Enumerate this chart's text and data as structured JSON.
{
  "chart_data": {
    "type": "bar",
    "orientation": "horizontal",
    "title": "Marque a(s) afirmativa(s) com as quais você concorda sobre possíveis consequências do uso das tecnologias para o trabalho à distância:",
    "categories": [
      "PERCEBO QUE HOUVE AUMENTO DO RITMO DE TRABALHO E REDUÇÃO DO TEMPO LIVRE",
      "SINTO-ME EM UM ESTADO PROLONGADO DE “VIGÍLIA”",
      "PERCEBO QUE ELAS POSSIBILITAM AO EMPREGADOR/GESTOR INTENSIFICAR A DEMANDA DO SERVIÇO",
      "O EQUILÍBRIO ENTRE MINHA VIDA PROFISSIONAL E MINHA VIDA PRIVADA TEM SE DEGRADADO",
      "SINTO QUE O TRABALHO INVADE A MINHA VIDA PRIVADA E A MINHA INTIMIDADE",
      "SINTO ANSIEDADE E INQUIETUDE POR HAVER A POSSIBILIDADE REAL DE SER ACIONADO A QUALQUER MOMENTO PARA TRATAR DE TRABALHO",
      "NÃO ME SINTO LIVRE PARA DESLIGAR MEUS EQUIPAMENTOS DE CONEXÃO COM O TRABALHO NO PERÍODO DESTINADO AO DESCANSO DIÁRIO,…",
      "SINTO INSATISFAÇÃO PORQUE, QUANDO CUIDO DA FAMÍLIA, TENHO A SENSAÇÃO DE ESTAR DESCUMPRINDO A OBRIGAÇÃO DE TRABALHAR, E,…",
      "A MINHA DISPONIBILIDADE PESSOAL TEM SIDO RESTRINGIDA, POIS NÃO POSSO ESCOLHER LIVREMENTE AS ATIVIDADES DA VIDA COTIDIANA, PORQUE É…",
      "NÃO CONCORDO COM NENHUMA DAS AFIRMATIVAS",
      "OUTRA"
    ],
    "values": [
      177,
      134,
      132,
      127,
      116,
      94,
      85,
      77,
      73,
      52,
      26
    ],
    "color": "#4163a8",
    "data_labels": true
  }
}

────────

[EXERCISE REQUIREMENTS] Make an exact copy of the records.

[WRITTEN RESPONSE]
Enumerate this chart's text and data as structured JSON.
{
  "chart_data": {
    "type": "bar",
    "orientation": "horizontal",
    "title": "Marque a(s) afirmativa(s) com as quais você concorda sobre possíveis consequências do uso das tecnologias para o trabalho à distância:",
    "categories": [
      "PERCEBO QUE HOUVE AUMENTO DO RITMO DE TRABALHO E REDUÇÃO DO TEMPO LIVRE",
      "SINTO-ME EM UM ESTADO PROLONGADO DE “VIGÍLIA”",
      "PERCEBO QUE ELAS POSSIBILITAM AO EMPREGADOR/GESTOR INTENSIFICAR A DEMANDA DO SERVIÇO",
      "O EQUILÍBRIO ENTRE MINHA VIDA PROFISSIONAL E MINHA VIDA PRIVADA TEM SE DEGRADADO",
      "SINTO QUE O TRABALHO INVADE A MINHA VIDA PRIVADA E A MINHA INTIMIDADE",
      "SINTO ANSIEDADE E INQUIETUDE POR HAVER A POSSIBILIDADE REAL DE SER ACIONADO A QUALQUER MOMENTO PARA TRATAR DE TRABALHO",
      "NÃO ME SINTO LIVRE PARA DESLIGAR MEUS EQUIPAMENTOS DE CONEXÃO COM O TRABALHO NO PERÍODO DESTINADO AO DESCANSO DIÁRIO,…",
      "SINTO INSATISFAÇÃO PORQUE, QUANDO CUIDO DA FAMÍLIA, TENHO A SENSAÇÃO DE ESTAR DESCUMPRINDO A OBRIGAÇÃO DE TRABALHAR, E,…",
      "A MINHA DISPONIBILIDADE PESSOAL TEM SIDO RESTRINGIDA, POIS NÃO POSSO ESCOLHER LIVREMENTE AS ATIVIDADES DA VIDA COTIDIANA, PORQUE É…",
      "NÃO CONCORDO COM NENHUMA DAS AFIRMATIVAS",
      "OUTRA"
    ],
    "values": [
      177,
      134,
      132,
      127,
      116,
      94,
      85,
      77,
      73,
      52,
      26
    ],
    "color": "#4163a8",
    "data_labels": true
  }
}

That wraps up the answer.